## PROVIDED INFORMATION

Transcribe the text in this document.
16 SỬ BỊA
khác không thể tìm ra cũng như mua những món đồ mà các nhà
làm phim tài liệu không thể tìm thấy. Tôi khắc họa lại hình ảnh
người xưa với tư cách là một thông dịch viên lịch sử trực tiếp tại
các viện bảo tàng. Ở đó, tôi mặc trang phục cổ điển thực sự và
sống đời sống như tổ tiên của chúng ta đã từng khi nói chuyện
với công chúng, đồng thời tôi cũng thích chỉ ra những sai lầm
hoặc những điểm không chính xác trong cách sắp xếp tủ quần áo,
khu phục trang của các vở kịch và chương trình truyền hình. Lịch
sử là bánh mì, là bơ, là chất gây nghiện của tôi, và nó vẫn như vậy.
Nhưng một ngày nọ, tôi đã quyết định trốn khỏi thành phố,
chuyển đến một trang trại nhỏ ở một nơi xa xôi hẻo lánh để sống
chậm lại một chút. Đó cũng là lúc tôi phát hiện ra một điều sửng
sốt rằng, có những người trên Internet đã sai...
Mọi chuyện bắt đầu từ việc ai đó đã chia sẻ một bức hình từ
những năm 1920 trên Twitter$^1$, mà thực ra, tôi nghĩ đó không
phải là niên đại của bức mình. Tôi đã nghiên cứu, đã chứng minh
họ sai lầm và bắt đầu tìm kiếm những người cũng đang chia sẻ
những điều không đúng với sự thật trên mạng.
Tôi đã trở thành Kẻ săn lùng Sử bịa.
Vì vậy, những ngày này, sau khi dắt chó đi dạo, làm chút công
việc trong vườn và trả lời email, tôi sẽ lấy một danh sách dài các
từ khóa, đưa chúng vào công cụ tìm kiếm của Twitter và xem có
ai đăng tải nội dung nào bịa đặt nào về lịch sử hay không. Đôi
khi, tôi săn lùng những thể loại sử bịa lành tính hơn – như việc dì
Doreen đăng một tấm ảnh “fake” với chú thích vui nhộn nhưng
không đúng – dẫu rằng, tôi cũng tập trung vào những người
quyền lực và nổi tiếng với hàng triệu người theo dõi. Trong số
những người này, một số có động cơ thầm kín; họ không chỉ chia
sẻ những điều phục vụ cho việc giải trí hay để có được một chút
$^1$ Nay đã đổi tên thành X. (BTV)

## PROBLEM TO SOLVE
From the records above, extract every entry verbatim.

## THE COMPLETED TASK
Transcribe the text in this document.
16 SỬ BỊA
khác không thể tìm ra cũng như mua những món đồ mà các nhà
làm phim tài liệu không thể tìm thấy. Tôi khắc họa lại hình ảnh
người xưa với tư cách là một thông dịch viên lịch sử trực tiếp tại
các viện bảo tàng. Ở đó, tôi mặc trang phục cổ điển thực sự và
sống đời sống như tổ tiên của chúng ta đã từng khi nói chuyện
với công chúng, đồng thời tôi cũng thích chỉ ra những sai lầm
hoặc những điểm không chính xác trong cách sắp xếp tủ quần áo,
khu phục trang của các vở kịch và chương trình truyền hình. Lịch
sử là bánh mì, là bơ, là chất gây nghiện của tôi, và nó vẫn như vậy.
Nhưng một ngày nọ, tôi đã quyết định trốn khỏi thành phố,
chuyển đến một trang trại nhỏ ở một nơi xa xôi hẻo lánh để sống
chậm lại một chút. Đó cũng là lúc tôi phát hiện ra một điều sửng
sốt rằng, có những người trên Internet đã sai...
Mọi chuyện bắt đầu từ việc ai đó đã chia sẻ một bức hình từ
những năm 1920 trên Twitter$^1$, mà thực ra, tôi nghĩ đó không
phải là niên đại của bức mình. Tôi đã nghiên cứu, đã chứng minh
họ sai lầm và bắt đầu tìm kiếm những người cũng đang chia sẻ
những điều không đúng với sự thật trên mạng.
Tôi đã trở thành Kẻ săn lùng Sử bịa.
Vì vậy, những ngày này, sau khi dắt chó đi dạo, làm chút công
việc trong vườn và trả lời email, tôi sẽ lấy một danh sách dài các
từ khóa, đưa chúng vào công cụ tìm kiếm của Twitter và xem có
ai đăng tải nội dung nào bịa đặt nào về lịch sử hay không. Đôi
khi, tôi săn lùng những thể loại sử bịa lành tính hơn – như việc dì
Doreen đăng một tấm ảnh “fake” với chú thích vui nhộn nhưng
không đúng – dẫu rằng, tôi cũng tập trung vào những người
quyền lực và nổi tiếng với hàng triệu người theo dõi. Trong số
những người này, một số có động cơ thầm kín; họ không chỉ chia
sẻ những điều phục vụ cho việc giải trí hay để có được một chút
$^1$ Nay đã đổi tên thành X. (BTV)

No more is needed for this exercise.